CONSIGNE
Repérez dans le matériel ci-dessous chaque ligne qui contient le mot « grade », puis recopiez toutes ces lignes.

#### JEU DE DONNÉES

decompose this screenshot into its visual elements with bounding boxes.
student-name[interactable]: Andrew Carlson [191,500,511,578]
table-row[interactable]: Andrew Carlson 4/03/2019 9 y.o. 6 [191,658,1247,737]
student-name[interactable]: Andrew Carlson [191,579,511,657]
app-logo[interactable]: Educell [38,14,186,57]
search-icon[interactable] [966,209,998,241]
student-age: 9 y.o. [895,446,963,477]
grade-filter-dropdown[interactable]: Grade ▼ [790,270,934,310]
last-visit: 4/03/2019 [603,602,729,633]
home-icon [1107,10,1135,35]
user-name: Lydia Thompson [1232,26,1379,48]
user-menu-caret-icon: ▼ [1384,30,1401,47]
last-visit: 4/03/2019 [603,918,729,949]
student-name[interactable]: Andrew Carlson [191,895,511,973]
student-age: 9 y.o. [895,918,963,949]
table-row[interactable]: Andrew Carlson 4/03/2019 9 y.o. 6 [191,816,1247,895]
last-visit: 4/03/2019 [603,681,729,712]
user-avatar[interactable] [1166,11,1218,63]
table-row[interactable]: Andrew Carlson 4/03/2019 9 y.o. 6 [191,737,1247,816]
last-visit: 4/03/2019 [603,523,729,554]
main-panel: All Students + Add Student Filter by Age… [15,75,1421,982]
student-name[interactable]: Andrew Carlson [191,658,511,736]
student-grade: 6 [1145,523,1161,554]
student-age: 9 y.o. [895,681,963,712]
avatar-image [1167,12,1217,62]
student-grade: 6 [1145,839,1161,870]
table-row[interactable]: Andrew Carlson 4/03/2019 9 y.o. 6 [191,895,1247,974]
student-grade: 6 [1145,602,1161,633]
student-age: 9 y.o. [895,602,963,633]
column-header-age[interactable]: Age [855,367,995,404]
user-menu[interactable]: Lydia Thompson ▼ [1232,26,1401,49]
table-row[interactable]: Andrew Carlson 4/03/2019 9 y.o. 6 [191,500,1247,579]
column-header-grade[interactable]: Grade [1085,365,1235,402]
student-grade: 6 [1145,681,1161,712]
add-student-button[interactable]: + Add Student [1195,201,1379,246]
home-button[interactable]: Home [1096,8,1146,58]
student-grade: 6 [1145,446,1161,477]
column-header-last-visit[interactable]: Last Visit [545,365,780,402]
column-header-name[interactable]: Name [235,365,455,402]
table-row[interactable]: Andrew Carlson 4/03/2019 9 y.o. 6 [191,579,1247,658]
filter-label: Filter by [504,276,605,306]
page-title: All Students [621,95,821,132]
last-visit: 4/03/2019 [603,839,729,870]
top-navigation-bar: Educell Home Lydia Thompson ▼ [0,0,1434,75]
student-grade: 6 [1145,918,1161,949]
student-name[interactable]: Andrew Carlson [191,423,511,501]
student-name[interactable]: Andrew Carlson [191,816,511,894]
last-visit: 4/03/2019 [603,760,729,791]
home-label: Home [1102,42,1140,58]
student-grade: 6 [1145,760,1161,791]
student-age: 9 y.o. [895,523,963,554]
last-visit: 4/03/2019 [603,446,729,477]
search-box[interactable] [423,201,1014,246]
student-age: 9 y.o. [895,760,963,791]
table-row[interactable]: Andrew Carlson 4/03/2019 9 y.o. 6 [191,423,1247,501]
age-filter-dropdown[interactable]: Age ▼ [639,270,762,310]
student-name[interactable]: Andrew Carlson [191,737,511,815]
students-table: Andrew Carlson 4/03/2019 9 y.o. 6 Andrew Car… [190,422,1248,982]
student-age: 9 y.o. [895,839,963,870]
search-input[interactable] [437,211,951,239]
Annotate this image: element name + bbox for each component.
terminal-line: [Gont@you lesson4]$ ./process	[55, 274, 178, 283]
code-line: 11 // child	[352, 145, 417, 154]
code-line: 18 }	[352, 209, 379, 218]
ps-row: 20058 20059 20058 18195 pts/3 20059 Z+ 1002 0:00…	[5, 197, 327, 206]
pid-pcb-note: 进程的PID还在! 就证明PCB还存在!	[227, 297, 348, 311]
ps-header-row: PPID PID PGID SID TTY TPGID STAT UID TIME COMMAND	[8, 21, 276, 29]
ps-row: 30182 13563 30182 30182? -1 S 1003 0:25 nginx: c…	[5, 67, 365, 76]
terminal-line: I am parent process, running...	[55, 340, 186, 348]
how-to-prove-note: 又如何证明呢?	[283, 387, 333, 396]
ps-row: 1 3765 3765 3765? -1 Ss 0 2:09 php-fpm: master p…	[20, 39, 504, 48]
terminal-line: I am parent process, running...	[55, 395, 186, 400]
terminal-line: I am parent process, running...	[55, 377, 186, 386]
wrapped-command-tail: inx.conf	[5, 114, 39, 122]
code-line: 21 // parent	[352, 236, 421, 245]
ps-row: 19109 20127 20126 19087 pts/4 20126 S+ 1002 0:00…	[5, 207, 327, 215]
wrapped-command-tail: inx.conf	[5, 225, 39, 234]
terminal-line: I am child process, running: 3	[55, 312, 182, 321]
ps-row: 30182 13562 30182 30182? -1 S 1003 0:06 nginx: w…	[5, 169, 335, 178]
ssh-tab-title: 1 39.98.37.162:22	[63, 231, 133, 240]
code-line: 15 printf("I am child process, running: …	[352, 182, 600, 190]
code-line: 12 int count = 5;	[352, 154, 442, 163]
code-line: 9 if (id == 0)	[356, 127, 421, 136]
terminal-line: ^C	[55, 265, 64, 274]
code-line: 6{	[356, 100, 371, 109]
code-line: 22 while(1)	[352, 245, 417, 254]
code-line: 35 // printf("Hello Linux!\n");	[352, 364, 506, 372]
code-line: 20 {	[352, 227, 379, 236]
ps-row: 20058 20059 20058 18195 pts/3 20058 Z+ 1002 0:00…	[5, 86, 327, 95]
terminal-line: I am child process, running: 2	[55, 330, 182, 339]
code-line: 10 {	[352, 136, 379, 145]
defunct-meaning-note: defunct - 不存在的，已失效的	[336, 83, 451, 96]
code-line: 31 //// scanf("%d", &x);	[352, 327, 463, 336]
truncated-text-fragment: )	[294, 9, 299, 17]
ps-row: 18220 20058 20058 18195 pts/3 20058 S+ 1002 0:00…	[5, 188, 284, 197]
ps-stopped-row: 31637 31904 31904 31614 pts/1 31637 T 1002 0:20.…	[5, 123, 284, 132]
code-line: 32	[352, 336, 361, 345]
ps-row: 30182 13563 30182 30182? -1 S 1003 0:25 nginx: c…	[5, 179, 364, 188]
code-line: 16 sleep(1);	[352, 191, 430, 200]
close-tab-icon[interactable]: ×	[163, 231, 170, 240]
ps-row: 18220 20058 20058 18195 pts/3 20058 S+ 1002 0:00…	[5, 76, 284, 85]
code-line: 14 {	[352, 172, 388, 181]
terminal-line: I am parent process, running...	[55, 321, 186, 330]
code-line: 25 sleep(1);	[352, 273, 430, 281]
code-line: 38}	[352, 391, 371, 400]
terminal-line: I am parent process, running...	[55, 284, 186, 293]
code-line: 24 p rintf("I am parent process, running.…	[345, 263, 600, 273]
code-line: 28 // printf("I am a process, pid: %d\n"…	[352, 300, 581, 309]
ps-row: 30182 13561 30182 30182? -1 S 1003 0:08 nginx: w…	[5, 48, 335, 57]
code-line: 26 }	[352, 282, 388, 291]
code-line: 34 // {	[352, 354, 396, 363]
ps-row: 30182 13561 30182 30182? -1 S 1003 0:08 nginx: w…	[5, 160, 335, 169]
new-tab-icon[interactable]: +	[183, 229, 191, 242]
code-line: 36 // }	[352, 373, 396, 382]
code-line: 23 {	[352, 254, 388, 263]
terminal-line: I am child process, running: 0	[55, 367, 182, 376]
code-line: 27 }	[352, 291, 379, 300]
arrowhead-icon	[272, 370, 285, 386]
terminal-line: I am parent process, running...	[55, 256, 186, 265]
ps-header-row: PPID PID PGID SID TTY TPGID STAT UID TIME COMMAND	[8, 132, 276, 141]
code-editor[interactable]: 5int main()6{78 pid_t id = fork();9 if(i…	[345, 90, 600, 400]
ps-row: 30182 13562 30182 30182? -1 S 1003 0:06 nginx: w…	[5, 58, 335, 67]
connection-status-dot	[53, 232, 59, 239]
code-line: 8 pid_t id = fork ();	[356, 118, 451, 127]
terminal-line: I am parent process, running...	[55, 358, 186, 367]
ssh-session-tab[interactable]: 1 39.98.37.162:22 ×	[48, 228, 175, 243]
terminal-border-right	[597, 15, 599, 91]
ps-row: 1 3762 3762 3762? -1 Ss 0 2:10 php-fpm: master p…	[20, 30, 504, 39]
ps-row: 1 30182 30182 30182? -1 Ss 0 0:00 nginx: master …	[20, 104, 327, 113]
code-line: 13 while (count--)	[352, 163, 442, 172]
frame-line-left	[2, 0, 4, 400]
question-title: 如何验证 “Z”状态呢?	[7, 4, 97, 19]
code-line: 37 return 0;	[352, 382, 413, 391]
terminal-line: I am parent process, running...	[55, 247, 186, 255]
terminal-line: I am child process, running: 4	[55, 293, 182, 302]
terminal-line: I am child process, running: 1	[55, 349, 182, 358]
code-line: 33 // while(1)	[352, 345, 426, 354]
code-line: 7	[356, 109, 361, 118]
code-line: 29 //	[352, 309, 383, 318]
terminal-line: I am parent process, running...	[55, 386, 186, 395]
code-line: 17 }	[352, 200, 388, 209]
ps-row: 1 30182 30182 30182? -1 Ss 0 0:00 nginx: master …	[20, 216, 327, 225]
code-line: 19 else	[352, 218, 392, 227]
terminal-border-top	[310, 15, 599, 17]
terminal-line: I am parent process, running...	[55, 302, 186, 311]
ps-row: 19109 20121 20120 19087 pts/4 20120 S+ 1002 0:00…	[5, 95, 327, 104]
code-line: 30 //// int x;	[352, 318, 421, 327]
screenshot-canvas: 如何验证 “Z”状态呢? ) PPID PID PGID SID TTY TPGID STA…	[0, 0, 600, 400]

########

RÉPONSE
grade-filter-dropdown[interactable]: Grade ▼ [790,270,934,310]
student-grade: 6 [1145,523,1161,554]
student-grade: 6 [1145,839,1161,870]
student-grade: 6 [1145,602,1161,633]
column-header-grade[interactable]: Grade [1085,365,1235,402]
student-grade: 6 [1145,681,1161,712]
student-grade: 6 [1145,446,1161,477]
student-grade: 6 [1145,918,1161,949]
student-grade: 6 [1145,760,1161,791]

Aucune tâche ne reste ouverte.